Records about charts and figures
-------------------------
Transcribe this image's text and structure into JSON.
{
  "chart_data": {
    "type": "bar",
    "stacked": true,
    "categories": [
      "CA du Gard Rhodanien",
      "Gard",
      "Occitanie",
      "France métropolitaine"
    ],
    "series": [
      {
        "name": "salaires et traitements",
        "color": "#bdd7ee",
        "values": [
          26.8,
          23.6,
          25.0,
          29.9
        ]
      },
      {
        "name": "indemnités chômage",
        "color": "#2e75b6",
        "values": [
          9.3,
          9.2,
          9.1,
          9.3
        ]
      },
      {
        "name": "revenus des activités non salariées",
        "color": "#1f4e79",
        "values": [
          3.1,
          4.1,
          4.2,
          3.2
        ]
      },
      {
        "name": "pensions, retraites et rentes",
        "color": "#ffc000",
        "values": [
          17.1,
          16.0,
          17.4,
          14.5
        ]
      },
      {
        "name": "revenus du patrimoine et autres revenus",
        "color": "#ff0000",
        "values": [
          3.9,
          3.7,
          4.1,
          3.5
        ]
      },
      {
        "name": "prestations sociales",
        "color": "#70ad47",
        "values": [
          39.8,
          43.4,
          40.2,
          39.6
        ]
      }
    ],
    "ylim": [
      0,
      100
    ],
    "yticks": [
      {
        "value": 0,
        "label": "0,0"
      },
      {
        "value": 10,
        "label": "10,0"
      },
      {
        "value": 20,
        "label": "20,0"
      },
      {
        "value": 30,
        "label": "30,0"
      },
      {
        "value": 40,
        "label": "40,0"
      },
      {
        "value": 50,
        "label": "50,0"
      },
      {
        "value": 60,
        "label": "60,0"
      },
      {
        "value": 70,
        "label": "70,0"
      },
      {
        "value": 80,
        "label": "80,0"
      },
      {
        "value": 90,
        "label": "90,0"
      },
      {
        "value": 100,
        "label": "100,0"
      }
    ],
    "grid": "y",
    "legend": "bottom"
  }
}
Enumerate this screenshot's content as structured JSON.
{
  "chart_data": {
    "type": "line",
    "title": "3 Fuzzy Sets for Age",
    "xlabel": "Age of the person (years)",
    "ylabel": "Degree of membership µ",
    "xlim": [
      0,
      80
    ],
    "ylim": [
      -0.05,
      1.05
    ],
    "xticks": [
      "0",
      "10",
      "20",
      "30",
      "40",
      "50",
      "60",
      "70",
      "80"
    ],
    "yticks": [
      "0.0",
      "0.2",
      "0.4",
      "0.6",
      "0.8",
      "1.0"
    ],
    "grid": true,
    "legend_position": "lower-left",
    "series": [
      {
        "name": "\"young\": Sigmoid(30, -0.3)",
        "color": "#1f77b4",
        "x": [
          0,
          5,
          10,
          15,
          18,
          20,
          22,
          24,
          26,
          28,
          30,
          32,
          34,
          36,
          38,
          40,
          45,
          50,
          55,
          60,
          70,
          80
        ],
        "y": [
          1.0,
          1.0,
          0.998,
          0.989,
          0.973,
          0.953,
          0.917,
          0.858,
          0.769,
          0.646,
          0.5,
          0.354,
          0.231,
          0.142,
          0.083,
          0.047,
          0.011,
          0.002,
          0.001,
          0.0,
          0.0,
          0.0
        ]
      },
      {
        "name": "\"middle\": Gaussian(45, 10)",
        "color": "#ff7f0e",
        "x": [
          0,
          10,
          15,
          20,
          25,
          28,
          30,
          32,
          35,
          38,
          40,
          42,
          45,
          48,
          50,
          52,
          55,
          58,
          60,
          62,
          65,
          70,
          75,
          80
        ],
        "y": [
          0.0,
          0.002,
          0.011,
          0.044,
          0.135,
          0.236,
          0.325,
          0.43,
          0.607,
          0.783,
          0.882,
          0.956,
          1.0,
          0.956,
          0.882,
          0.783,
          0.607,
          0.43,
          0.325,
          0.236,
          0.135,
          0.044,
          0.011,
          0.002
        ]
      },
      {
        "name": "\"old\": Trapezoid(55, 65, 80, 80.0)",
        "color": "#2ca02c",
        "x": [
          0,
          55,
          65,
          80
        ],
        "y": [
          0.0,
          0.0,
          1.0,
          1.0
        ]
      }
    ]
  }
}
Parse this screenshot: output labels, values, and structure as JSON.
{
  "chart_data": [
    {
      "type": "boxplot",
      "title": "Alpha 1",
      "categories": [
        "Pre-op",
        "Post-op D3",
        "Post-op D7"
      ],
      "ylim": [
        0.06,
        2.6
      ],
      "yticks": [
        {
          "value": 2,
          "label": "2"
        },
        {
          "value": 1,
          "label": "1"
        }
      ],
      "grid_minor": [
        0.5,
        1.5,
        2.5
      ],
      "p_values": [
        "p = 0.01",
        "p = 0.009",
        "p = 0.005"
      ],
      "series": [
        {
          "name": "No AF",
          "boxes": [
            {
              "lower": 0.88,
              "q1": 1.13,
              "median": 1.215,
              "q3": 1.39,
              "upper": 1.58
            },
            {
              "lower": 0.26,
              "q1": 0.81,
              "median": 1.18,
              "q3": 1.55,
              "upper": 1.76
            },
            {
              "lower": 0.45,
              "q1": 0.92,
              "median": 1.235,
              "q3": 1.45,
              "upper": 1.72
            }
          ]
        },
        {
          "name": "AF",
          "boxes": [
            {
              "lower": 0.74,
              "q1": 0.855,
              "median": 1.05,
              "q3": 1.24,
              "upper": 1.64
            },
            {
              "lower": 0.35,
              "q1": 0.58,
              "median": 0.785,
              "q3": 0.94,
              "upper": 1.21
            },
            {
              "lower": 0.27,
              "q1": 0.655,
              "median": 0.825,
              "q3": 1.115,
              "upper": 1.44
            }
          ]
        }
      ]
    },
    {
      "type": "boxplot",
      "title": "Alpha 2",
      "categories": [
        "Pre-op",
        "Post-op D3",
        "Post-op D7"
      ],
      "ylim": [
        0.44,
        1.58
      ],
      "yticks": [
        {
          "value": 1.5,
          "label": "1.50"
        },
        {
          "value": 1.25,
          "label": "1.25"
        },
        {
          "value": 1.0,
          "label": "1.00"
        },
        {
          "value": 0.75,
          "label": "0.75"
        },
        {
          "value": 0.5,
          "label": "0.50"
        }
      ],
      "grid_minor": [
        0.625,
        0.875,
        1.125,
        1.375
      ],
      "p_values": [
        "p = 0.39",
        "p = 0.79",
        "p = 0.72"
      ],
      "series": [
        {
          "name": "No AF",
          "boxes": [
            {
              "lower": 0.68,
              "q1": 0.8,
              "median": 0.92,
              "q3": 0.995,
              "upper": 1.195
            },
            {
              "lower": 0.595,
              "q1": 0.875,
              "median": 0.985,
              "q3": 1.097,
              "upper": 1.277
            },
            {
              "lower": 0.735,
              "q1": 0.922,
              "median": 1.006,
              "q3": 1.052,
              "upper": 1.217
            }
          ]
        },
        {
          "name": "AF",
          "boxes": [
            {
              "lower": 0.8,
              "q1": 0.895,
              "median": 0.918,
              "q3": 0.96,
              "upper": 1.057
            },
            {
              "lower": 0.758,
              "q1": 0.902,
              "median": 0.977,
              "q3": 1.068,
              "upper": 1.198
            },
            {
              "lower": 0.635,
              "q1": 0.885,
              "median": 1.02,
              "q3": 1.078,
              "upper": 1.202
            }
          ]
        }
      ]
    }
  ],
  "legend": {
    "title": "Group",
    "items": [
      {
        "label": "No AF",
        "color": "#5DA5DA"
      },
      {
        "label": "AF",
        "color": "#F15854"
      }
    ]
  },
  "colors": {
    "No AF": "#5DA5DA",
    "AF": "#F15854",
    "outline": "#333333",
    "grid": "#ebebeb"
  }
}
-------------------------
### WHAT IS BEING ASKED
Make a verbatim copy of every entry shown above.

### SOLVED PROBLEM
Transcribe this image's text and structure into JSON.
{
  "chart_data": {
    "type": "bar",
    "stacked": true,
    "categories": [
      "CA du Gard Rhodanien",
      "Gard",
      "Occitanie",
      "France métropolitaine"
    ],
    "series": [
      {
        "name": "salaires et traitements",
        "color": "#bdd7ee",
        "values": [
          26.8,
          23.6,
          25.0,
          29.9
        ]
      },
      {
        "name": "indemnités chômage",
        "color": "#2e75b6",
        "values": [
          9.3,
          9.2,
          9.1,
          9.3
        ]
      },
      {
        "name": "revenus des activités non salariées",
        "color": "#1f4e79",
        "values": [
          3.1,
          4.1,
          4.2,
          3.2
        ]
      },
      {
        "name": "pensions, retraites et rentes",
        "color": "#ffc000",
        "values": [
          17.1,
          16.0,
          17.4,
          14.5
        ]
      },
      {
        "name": "revenus du patrimoine et autres revenus",
        "color": "#ff0000",
        "values": [
          3.9,
          3.7,
          4.1,
          3.5
        ]
      },
      {
        "name": "prestations sociales",
        "color": "#70ad47",
        "values": [
          39.8,
          43.4,
          40.2,
          39.6
        ]
      }
    ],
    "ylim": [
      0,
      100
    ],
    "yticks": [
      {
        "value": 0,
        "label": "0,0"
      },
      {
        "value": 10,
        "label": "10,0"
      },
      {
        "value": 20,
        "label": "20,0"
      },
      {
        "value": 30,
        "label": "30,0"
      },
      {
        "value": 40,
        "label": "40,0"
      },
      {
        "value": 50,
        "label": "50,0"
      },
      {
        "value": 60,
        "label": "60,0"
      },
      {
        "value": 70,
        "label": "70,0"
      },
      {
        "value": 80,
        "label": "80,0"
      },
      {
        "value": 90,
        "label": "90,0"
      },
      {
        "value": 100,
        "label": "100,0"
      }
    ],
    "grid": "y",
    "legend": "bottom"
  }
}
Enumerate this screenshot's content as structured JSON.
{
  "chart_data": {
    "type": "line",
    "title": "3 Fuzzy Sets for Age",
    "xlabel": "Age of the person (years)",
    "ylabel": "Degree of membership µ",
    "xlim": [
      0,
      80
    ],
    "ylim": [
      -0.05,
      1.05
    ],
    "xticks": [
      "0",
      "10",
      "20",
      "30",
      "40",
      "50",
      "60",
      "70",
      "80"
    ],
    "yticks": [
      "0.0",
      "0.2",
      "0.4",
      "0.6",
      "0.8",
      "1.0"
    ],
    "grid": true,
    "legend_position": "lower-left",
    "series": [
      {
        "name": "\"young\": Sigmoid(30, -0.3)",
        "color": "#1f77b4",
        "x": [
          0,
          5,
          10,
          15,
          18,
          20,
          22,
          24,
          26,
          28,
          30,
          32,
          34,
          36,
          38,
          40,
          45,
          50,
          55,
          60,
          70,
          80
        ],
        "y": [
          1.0,
          1.0,
          0.998,
          0.989,
          0.973,
          0.953,
          0.917,
          0.858,
          0.769,
          0.646,
          0.5,
          0.354,
          0.231,
          0.142,
          0.083,
          0.047,
          0.011,
          0.002,
          0.001,
          0.0,
          0.0,
          0.0
        ]
      },
      {
        "name": "\"middle\": Gaussian(45, 10)",
        "color": "#ff7f0e",
        "x": [
          0,
          10,
          15,
          20,
          25,
          28,
          30,
          32,
          35,
          38,
          40,
          42,
          45,
          48,
          50,
          52,
          55,
          58,
          60,
          62,
          65,
          70,
          75,
          80
        ],
        "y": [
          0.0,
          0.002,
          0.011,
          0.044,
          0.135,
          0.236,
          0.325,
          0.43,
          0.607,
          0.783,
          0.882,
          0.956,
          1.0,
          0.956,
          0.882,
          0.783,
          0.607,
          0.43,
          0.325,
          0.236,
          0.135,
          0.044,
          0.011,
          0.002
        ]
      },
      {
        "name": "\"old\": Trapezoid(55, 65, 80, 80.0)",
        "color": "#2ca02c",
        "x": [
          0,
          55,
          65,
          80
        ],
        "y": [
          0.0,
          0.0,
          1.0,
          1.0
        ]
      }
    ]
  }
}
Parse this screenshot: output labels, values, and structure as JSON.
{
  "chart_data": [
    {
      "type": "boxplot",
      "title": "Alpha 1",
      "categories": [
        "Pre-op",
        "Post-op D3",
        "Post-op D7"
      ],
      "ylim": [
        0.06,
        2.6
      ],
      "yticks": [
        {
          "value": 2,
          "label": "2"
        },
        {
          "value": 1,
          "label": "1"
        }
      ],
      "grid_minor": [
        0.5,
        1.5,
        2.5
      ],
      "p_values": [
        "p = 0.01",
        "p = 0.009",
        "p = 0.005"
      ],
      "series": [
        {
          "name": "No AF",
          "boxes": [
            {
              "lower": 0.88,
              "q1": 1.13,
              "median": 1.215,
              "q3": 1.39,
              "upper": 1.58
            },
            {
              "lower": 0.26,
              "q1": 0.81,
              "median": 1.18,
              "q3": 1.55,
              "upper": 1.76
            },
            {
              "lower": 0.45,
              "q1": 0.92,
              "median": 1.235,
              "q3": 1.45,
              "upper": 1.72
            }
          ]
        },
        {
          "name": "AF",
          "boxes": [
            {
              "lower": 0.74,
              "q1": 0.855,
              "median": 1.05,
              "q3": 1.24,
              "upper": 1.64
            },
            {
              "lower": 0.35,
              "q1": 0.58,
              "median": 0.785,
              "q3": 0.94,
              "upper": 1.21
            },
            {
              "lower": 0.27,
              "q1": 0.655,
              "median": 0.825,
              "q3": 1.115,
              "upper": 1.44
            }
          ]
        }
      ]
    },
    {
      "type": "boxplot",
      "title": "Alpha 2",
      "categories": [
        "Pre-op",
        "Post-op D3",
        "Post-op D7"
      ],
      "ylim": [
        0.44,
        1.58
      ],
      "yticks": [
        {
          "value": 1.5,
          "label": "1.50"
        },
        {
          "value": 1.25,
          "label": "1.25"
        },
        {
          "value": 1.0,
          "label": "1.00"
        },
        {
          "value": 0.75,
          "label": "0.75"
        },
        {
          "value": 0.5,
          "label": "0.50"
        }
      ],
      "grid_minor": [
        0.625,
        0.875,
        1.125,
        1.375
      ],
      "p_values": [
        "p = 0.39",
        "p = 0.79",
        "p = 0.72"
      ],
      "series": [
        {
          "name": "No AF",
          "boxes": [
            {
              "lower": 0.68,
              "q1": 0.8,
              "median": 0.92,
              "q3": 0.995,
              "upper": 1.195
            },
            {
              "lower": 0.595,
              "q1": 0.875,
              "median": 0.985,
              "q3": 1.097,
              "upper": 1.277
            },
            {
              "lower": 0.735,
              "q1": 0.922,
              "median": 1.006,
              "q3": 1.052,
              "upper": 1.217
            }
          ]
        },
        {
          "name": "AF",
          "boxes": [
            {
              "lower": 0.8,
              "q1": 0.895,
              "median": 0.918,
              "q3": 0.96,
              "upper": 1.057
            },
            {
              "lower": 0.758,
              "q1": 0.902,
              "median": 0.977,
              "q3": 1.068,
              "upper": 1.198
            },
            {
              "lower": 0.635,
              "q1": 0.885,
              "median": 1.02,
              "q3": 1.078,
              "upper": 1.202
            }
          ]
        }
      ]
    }
  ],
  "legend": {
    "title": "Group",
    "items": [
      {
        "label": "No AF",
        "color": "#5DA5DA"
      },
      {
        "label": "AF",
        "color": "#F15854"
      }
    ]
  },
  "colors": {
    "No AF": "#5DA5DA",
    "AF": "#F15854",
    "outline": "#333333",
    "grid": "#ebebeb"
  }
}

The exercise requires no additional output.